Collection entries

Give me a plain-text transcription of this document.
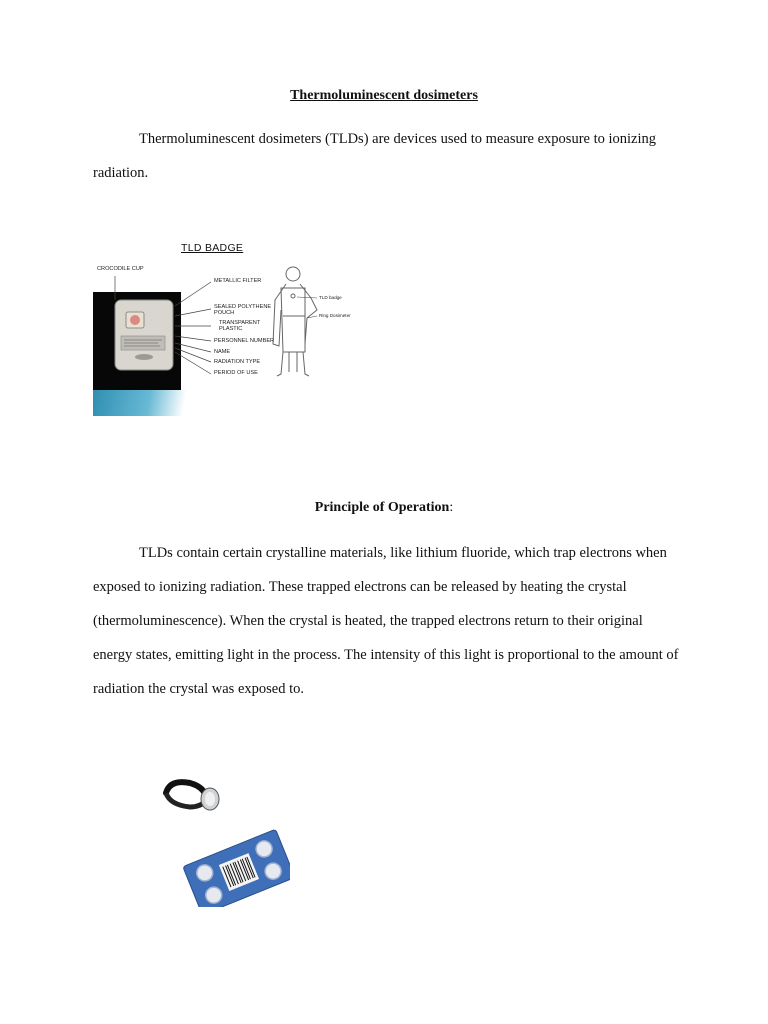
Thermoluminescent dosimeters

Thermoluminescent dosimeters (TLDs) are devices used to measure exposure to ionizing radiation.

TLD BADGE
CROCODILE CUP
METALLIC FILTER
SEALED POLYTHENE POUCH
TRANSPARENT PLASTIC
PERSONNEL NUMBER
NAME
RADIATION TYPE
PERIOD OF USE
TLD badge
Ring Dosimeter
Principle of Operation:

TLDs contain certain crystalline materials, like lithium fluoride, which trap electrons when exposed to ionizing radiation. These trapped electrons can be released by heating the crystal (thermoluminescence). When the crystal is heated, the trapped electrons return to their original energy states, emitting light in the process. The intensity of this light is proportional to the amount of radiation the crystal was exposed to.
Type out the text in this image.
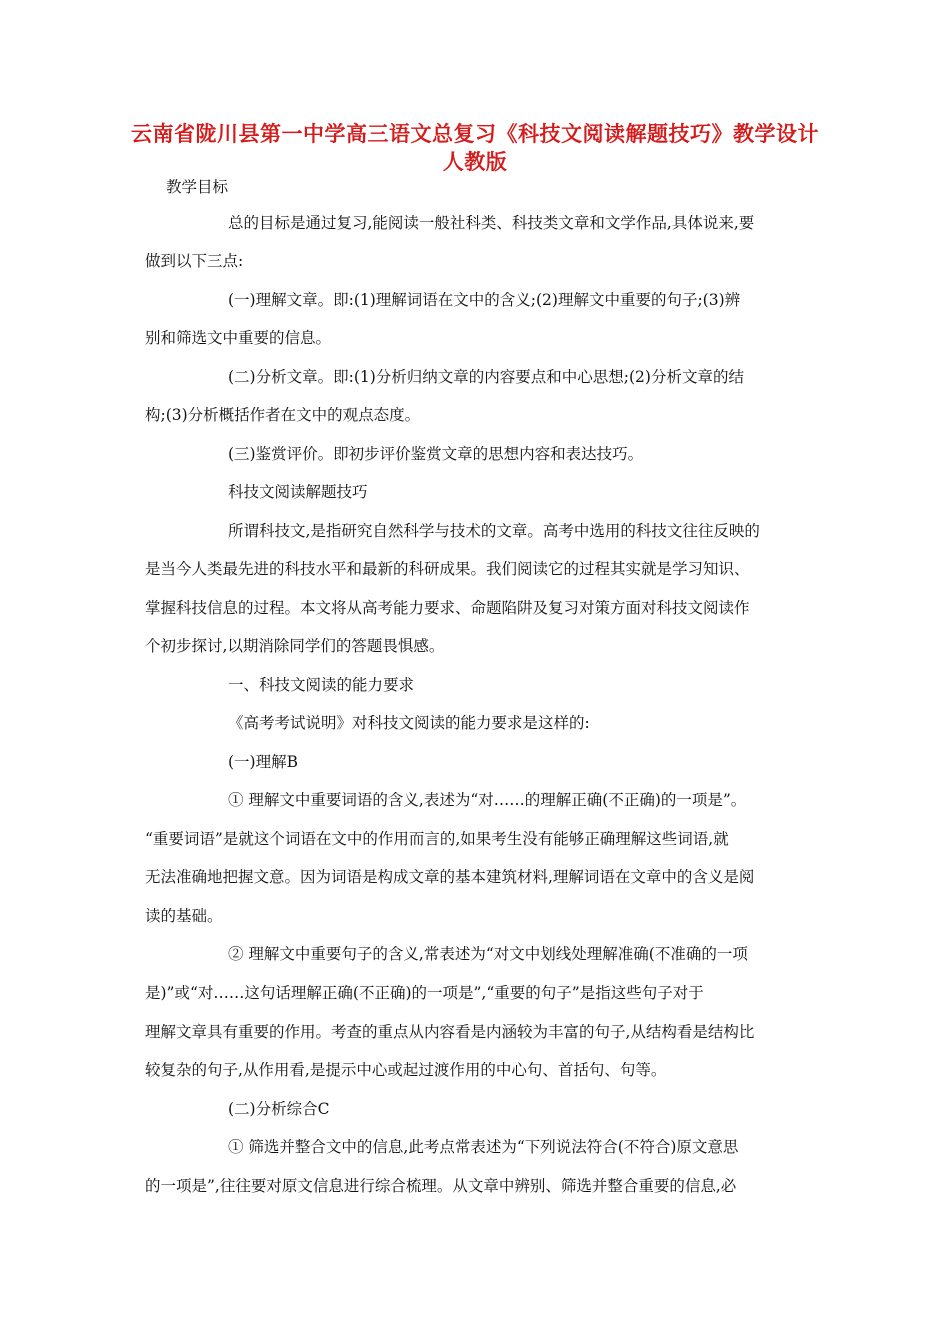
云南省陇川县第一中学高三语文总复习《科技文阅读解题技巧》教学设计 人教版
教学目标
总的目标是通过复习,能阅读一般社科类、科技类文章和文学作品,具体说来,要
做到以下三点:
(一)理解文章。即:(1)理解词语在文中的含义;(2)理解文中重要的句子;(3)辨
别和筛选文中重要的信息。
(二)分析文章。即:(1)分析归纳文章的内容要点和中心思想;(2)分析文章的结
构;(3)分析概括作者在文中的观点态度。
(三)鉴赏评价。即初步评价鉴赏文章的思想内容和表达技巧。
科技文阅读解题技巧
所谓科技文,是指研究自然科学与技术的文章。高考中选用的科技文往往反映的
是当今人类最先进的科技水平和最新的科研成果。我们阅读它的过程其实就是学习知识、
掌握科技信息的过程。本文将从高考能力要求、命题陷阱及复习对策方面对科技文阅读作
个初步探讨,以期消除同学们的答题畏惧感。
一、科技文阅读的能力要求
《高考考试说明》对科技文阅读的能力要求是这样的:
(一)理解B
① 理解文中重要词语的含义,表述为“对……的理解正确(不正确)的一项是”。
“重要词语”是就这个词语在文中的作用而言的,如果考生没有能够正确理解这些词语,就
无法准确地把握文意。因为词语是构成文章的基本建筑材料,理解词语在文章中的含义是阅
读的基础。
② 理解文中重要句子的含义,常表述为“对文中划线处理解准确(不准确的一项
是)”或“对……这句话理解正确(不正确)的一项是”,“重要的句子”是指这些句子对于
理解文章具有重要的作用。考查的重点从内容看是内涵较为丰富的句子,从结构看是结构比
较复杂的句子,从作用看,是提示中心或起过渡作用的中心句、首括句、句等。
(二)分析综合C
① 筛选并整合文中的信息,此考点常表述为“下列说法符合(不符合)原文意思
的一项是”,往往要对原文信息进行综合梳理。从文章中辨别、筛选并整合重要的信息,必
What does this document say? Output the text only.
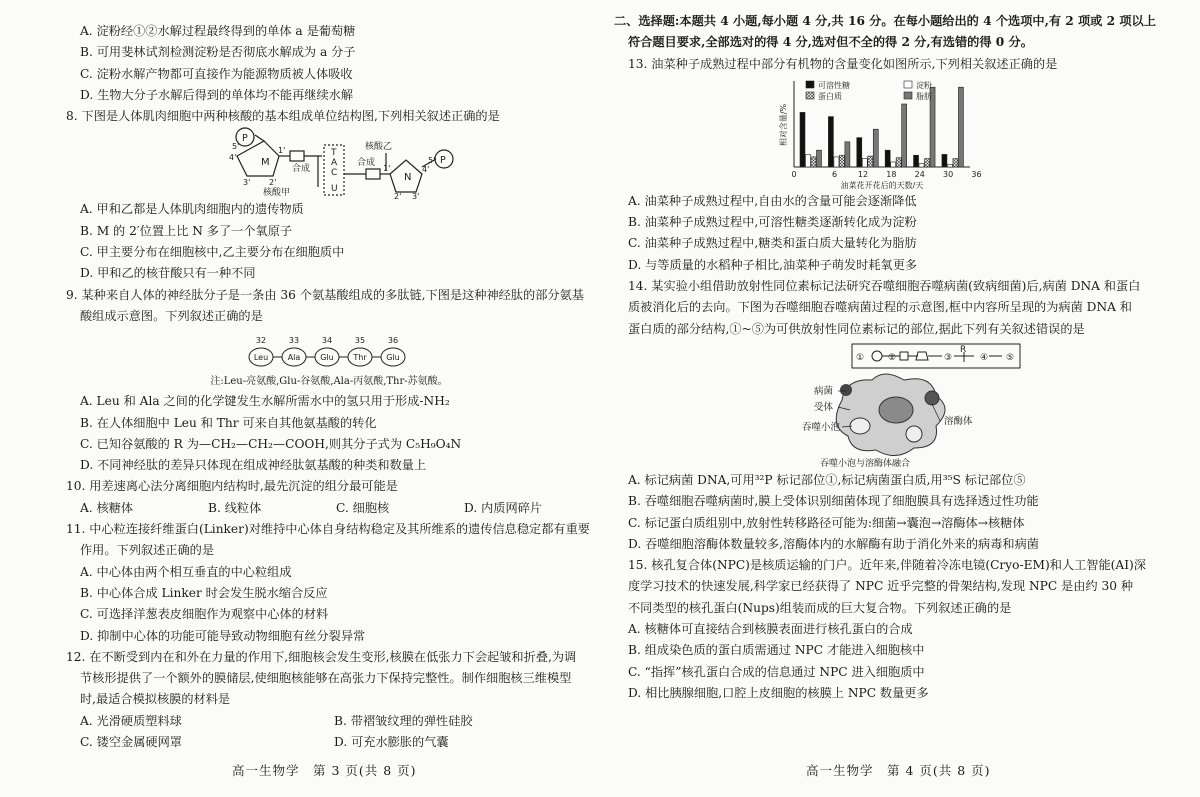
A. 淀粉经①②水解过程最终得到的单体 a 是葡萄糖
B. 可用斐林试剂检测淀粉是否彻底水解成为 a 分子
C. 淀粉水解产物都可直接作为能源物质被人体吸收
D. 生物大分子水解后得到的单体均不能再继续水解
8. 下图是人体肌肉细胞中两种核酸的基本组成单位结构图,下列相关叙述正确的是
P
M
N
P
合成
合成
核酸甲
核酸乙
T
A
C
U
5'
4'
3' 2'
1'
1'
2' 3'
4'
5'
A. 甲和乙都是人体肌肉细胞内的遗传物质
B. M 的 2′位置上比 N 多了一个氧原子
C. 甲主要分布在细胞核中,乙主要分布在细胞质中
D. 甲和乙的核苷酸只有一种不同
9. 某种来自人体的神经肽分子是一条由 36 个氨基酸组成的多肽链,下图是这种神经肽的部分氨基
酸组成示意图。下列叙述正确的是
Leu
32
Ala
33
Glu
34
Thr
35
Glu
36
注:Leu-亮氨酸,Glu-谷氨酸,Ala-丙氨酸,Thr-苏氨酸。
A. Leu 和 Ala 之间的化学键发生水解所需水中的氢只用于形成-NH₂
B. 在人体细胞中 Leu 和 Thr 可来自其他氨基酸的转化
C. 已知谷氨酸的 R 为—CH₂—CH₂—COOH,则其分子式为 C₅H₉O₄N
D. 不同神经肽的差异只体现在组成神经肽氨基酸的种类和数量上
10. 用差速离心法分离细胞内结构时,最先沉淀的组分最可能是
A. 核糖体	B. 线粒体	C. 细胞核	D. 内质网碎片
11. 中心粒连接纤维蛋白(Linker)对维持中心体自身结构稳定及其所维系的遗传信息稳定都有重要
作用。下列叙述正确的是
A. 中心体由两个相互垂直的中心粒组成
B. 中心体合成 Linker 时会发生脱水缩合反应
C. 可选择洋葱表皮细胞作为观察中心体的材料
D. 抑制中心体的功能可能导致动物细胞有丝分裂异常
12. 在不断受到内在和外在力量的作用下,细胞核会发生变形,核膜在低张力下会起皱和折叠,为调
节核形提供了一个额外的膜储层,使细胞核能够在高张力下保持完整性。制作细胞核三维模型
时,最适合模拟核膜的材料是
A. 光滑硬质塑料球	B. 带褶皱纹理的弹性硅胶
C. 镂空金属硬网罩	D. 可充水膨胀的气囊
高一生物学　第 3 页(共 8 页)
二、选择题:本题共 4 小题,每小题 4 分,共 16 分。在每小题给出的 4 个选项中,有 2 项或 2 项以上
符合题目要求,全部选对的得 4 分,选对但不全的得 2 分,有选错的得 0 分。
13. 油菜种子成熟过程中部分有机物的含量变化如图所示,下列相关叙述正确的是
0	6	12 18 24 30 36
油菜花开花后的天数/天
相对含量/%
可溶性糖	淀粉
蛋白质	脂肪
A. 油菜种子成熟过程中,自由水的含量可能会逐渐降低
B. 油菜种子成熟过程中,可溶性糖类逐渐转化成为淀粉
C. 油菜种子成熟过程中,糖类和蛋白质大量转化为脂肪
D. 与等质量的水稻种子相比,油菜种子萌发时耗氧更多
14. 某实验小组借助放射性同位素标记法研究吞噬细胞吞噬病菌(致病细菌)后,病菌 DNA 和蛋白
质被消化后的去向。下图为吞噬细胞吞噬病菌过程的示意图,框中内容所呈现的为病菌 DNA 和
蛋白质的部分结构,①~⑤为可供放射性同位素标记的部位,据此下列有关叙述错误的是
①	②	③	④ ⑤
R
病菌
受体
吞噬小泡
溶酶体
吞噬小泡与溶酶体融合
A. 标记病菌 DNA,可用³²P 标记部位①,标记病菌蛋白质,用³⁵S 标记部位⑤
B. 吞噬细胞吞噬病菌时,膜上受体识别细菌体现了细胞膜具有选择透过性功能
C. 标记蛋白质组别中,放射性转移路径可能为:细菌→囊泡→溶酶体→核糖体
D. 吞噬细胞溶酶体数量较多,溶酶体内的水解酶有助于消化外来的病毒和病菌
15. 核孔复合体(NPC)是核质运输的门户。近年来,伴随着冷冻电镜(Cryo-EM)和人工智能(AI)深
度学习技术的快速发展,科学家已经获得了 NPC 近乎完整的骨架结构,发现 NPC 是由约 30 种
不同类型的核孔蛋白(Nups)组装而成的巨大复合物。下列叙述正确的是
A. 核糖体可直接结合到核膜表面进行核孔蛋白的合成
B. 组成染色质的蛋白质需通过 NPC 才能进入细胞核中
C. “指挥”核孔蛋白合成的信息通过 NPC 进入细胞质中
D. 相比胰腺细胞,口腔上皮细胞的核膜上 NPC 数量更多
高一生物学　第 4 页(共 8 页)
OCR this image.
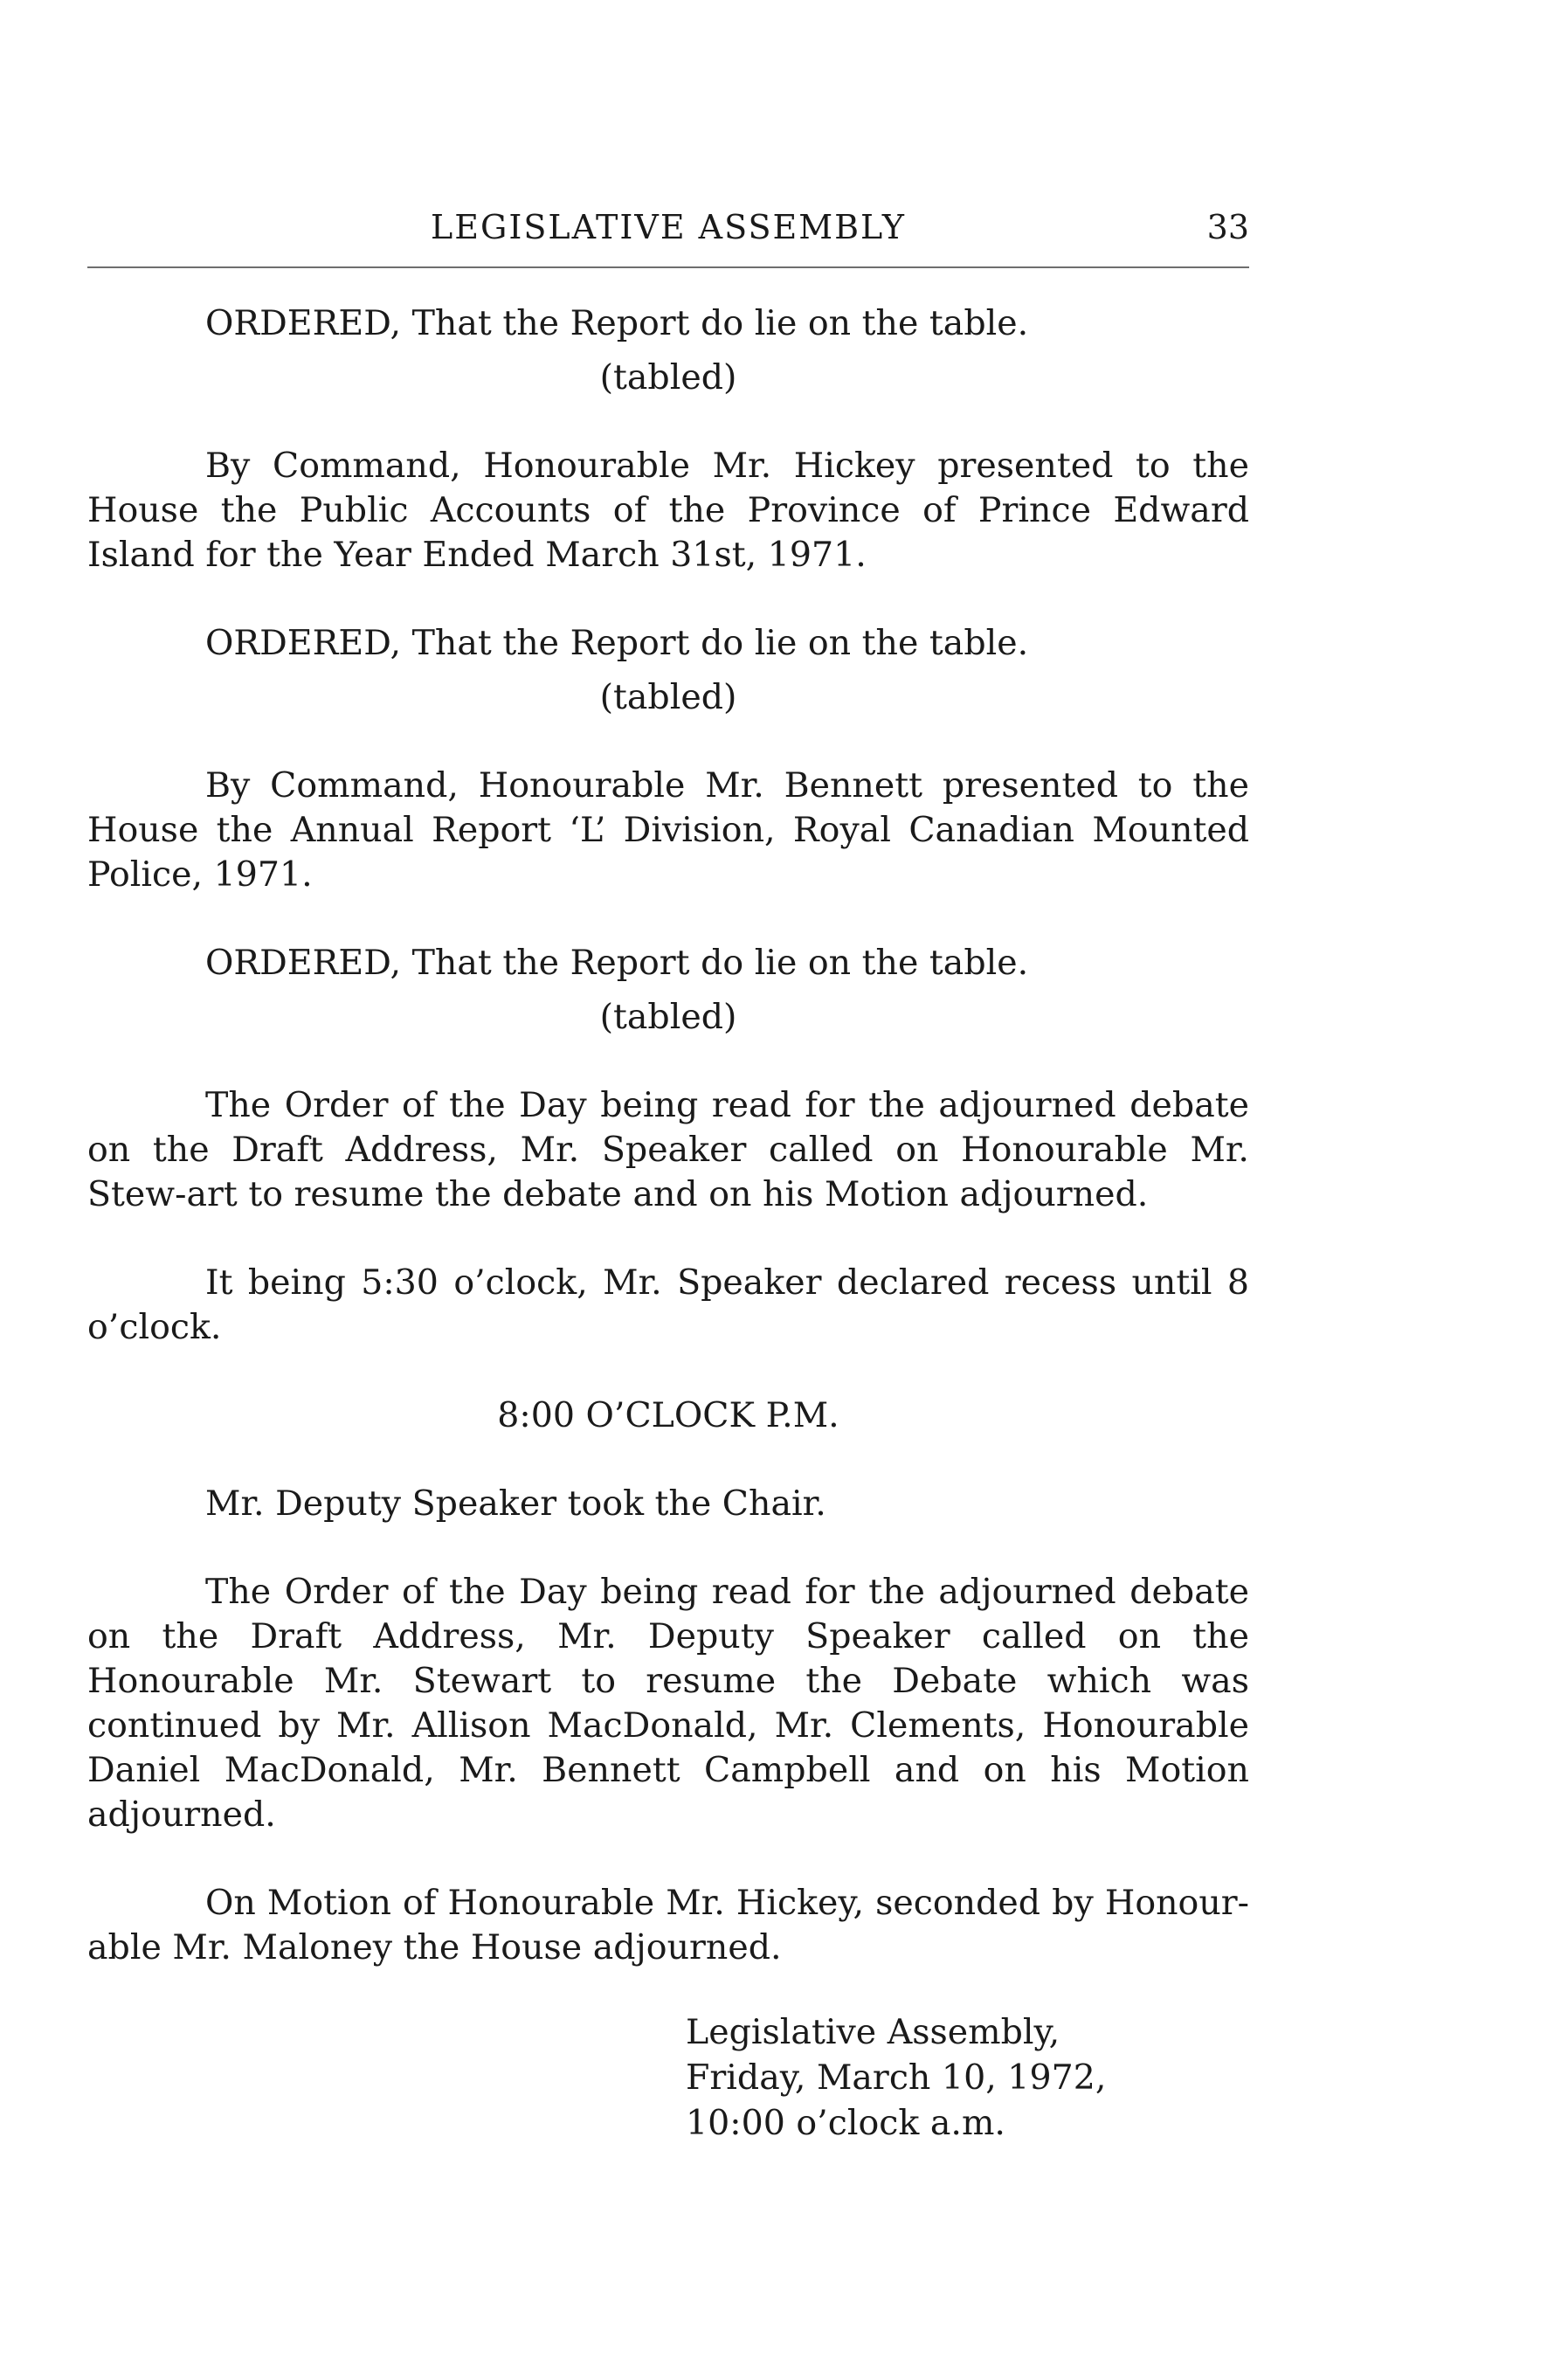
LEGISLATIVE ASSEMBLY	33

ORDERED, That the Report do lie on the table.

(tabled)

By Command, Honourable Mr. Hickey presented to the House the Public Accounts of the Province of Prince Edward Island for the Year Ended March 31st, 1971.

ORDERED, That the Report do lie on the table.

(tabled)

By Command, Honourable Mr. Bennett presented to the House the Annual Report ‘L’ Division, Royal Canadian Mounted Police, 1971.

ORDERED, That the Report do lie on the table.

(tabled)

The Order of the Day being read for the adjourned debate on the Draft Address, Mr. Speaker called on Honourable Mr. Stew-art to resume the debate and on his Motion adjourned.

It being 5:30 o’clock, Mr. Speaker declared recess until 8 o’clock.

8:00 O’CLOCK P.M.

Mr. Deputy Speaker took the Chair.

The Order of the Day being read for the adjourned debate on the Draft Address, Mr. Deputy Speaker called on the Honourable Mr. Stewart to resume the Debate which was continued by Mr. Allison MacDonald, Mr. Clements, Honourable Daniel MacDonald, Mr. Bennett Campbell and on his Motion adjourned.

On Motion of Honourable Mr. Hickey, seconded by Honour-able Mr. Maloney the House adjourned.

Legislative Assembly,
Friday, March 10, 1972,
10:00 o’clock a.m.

__INSTRUCTIONS TO FOLLOW__: Extract each line from the listing that holds the word "的一项是".

__FINISHED TASK__:
① 理解文中重要词语的含义,表述为“对……的理解正确(不正确)的一项是”。
是)”或“对……这句话理解正确(不正确)的一项是”,“重要的句子”是指这些句子对于
的一项是”,往往要对原文信息进行综合梳理。从文章中辨别、筛选并整合重要的信息,必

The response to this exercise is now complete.